Stated exercise
Keep only the lines of the data below that contain "JSON", and copy them.
>> Start Given entries
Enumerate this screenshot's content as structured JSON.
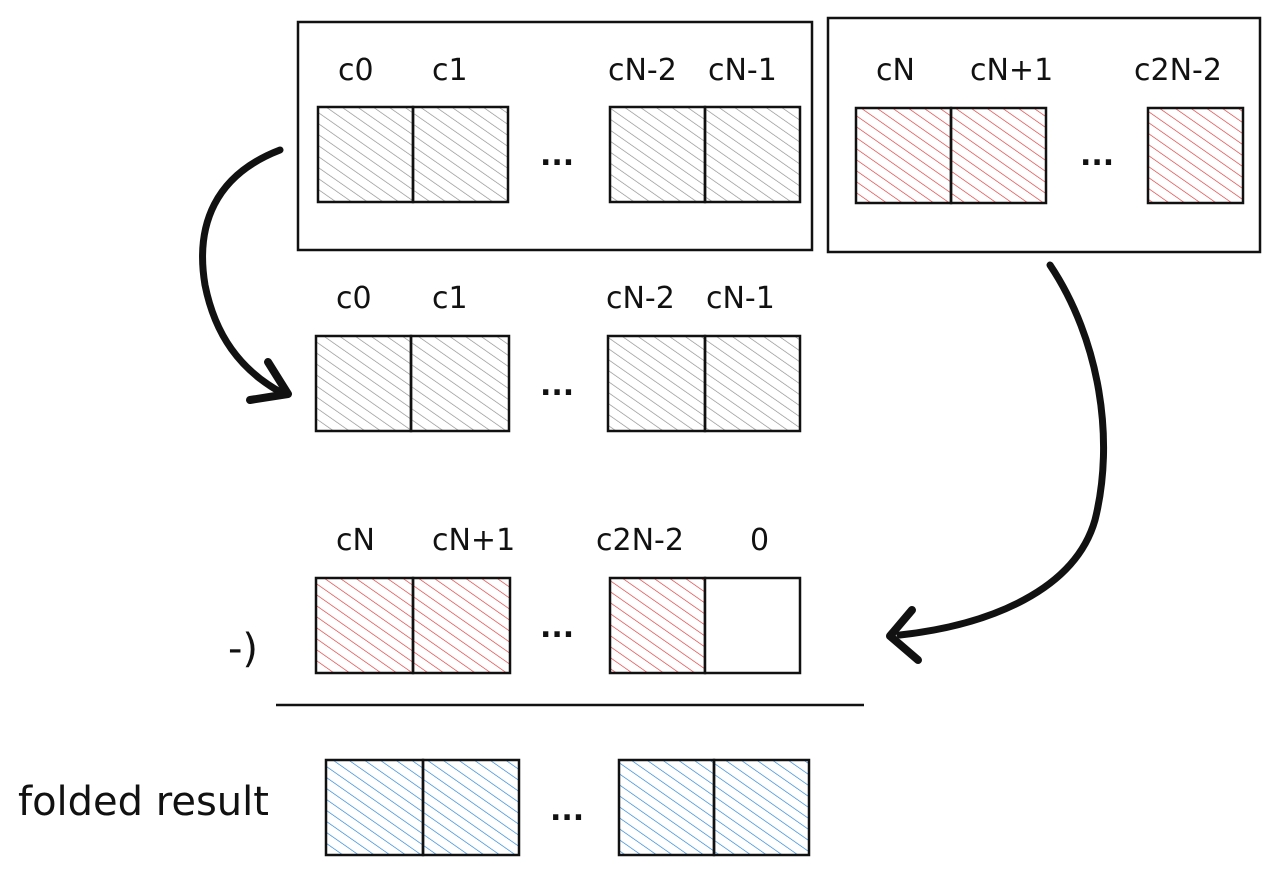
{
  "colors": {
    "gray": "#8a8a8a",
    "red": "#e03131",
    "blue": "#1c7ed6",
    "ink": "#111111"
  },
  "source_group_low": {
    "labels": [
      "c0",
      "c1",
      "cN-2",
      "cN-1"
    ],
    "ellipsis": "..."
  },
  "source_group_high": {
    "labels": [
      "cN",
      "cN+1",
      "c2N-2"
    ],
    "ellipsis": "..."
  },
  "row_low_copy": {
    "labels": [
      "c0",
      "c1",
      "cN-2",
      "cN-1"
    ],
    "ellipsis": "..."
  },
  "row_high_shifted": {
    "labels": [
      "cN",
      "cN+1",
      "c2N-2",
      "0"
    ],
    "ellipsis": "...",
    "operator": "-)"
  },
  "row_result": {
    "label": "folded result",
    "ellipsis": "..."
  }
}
>> End Given entries
>> Start Given entries
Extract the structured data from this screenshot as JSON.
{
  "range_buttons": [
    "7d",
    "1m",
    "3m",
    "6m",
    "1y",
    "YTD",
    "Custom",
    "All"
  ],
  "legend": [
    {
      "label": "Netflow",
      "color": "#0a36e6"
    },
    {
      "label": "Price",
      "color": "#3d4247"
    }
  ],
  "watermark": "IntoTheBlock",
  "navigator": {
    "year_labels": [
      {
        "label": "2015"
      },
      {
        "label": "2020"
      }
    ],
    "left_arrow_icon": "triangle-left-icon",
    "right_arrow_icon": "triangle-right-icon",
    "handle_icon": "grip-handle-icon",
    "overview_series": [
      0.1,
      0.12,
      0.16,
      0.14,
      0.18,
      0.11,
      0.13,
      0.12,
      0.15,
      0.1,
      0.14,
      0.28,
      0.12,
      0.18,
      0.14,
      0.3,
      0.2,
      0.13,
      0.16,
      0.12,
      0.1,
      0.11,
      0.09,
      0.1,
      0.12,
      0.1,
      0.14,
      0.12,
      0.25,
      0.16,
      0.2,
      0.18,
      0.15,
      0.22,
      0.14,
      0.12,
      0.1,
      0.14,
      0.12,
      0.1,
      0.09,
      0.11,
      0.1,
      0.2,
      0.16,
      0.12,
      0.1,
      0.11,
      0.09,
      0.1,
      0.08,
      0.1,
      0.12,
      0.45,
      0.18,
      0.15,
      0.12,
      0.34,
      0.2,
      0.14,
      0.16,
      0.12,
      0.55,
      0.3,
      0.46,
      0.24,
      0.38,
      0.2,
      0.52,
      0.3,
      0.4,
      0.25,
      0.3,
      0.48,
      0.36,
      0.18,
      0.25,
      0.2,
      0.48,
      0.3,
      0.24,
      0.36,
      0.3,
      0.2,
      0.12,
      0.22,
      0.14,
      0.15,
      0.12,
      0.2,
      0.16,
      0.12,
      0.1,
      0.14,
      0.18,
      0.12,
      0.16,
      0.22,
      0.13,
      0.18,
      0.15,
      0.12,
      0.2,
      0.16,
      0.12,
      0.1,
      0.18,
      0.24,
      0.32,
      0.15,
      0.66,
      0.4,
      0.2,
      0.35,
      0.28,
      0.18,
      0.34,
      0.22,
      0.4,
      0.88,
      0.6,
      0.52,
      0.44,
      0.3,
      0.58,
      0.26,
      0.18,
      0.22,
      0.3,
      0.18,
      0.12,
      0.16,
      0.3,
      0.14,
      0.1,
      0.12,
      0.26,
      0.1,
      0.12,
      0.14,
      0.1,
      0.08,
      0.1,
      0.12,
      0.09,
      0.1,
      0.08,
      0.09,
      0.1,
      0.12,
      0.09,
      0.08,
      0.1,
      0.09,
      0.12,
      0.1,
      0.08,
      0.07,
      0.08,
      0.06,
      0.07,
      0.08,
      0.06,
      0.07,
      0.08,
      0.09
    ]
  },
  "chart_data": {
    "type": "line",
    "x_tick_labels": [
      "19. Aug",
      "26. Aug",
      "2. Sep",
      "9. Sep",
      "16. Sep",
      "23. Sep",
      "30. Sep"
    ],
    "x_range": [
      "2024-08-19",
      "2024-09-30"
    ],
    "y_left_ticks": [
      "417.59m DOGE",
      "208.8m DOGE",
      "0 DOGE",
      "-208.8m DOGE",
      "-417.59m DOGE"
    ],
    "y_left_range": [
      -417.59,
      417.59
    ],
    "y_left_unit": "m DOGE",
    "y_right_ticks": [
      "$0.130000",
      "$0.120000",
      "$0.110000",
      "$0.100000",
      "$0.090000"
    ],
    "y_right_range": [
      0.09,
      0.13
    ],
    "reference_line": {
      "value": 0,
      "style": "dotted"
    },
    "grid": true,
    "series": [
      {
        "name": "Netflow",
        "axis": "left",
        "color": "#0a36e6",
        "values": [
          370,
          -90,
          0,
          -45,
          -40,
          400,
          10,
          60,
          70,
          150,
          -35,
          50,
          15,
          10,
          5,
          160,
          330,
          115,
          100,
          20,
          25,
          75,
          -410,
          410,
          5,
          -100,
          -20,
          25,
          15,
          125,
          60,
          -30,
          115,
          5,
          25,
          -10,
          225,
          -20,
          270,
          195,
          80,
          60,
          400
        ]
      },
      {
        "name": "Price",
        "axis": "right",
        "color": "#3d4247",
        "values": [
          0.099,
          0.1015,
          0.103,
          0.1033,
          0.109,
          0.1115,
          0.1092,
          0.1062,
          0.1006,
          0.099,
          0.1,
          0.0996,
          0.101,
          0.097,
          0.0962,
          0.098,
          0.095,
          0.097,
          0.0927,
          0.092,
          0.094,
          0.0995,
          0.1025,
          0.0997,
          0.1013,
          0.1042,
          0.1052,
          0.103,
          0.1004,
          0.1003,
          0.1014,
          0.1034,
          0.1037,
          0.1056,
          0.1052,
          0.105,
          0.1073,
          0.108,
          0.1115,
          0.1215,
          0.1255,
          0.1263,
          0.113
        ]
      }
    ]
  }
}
>> End Given entries
>> Start Given entries
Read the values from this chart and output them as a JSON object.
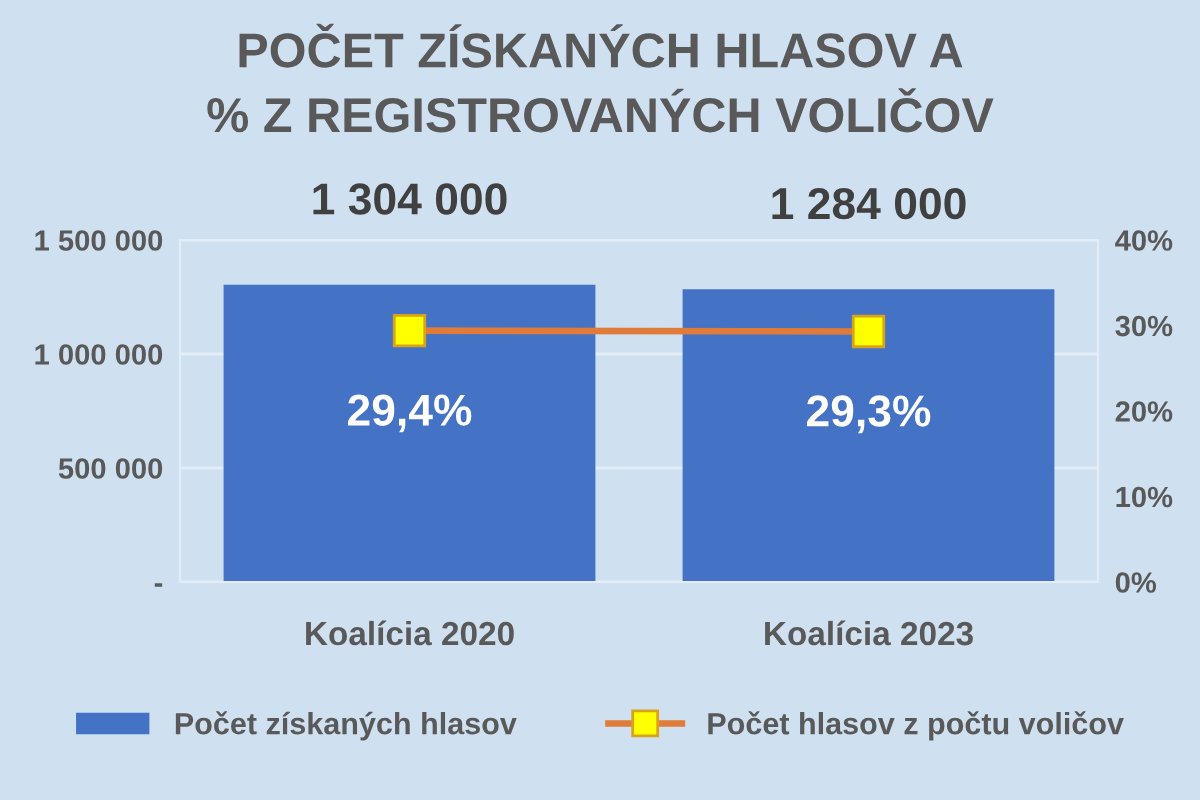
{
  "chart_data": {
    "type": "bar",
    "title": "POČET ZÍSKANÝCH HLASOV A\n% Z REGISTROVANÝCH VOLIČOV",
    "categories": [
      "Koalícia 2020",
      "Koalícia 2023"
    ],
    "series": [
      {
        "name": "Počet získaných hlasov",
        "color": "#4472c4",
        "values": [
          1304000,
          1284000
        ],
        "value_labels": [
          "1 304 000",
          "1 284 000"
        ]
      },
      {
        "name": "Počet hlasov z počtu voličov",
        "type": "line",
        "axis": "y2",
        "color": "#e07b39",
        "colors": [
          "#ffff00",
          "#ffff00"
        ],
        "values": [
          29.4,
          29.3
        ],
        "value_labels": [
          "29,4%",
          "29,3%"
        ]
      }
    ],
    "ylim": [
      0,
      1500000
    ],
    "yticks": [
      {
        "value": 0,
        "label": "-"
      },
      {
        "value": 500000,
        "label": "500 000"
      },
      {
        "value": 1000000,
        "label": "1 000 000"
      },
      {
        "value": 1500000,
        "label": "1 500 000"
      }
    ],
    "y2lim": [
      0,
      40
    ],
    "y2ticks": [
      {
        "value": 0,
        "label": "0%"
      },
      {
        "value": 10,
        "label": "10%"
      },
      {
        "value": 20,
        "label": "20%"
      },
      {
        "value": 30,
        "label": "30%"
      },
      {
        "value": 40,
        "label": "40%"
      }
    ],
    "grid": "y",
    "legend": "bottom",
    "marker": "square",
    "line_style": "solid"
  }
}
>> End Given entries
Result for this exercise
Enumerate this screenshot's content as structured JSON.
Extract the structured data from this screenshot as JSON.
Read the values from this chart and output them as a JSON object.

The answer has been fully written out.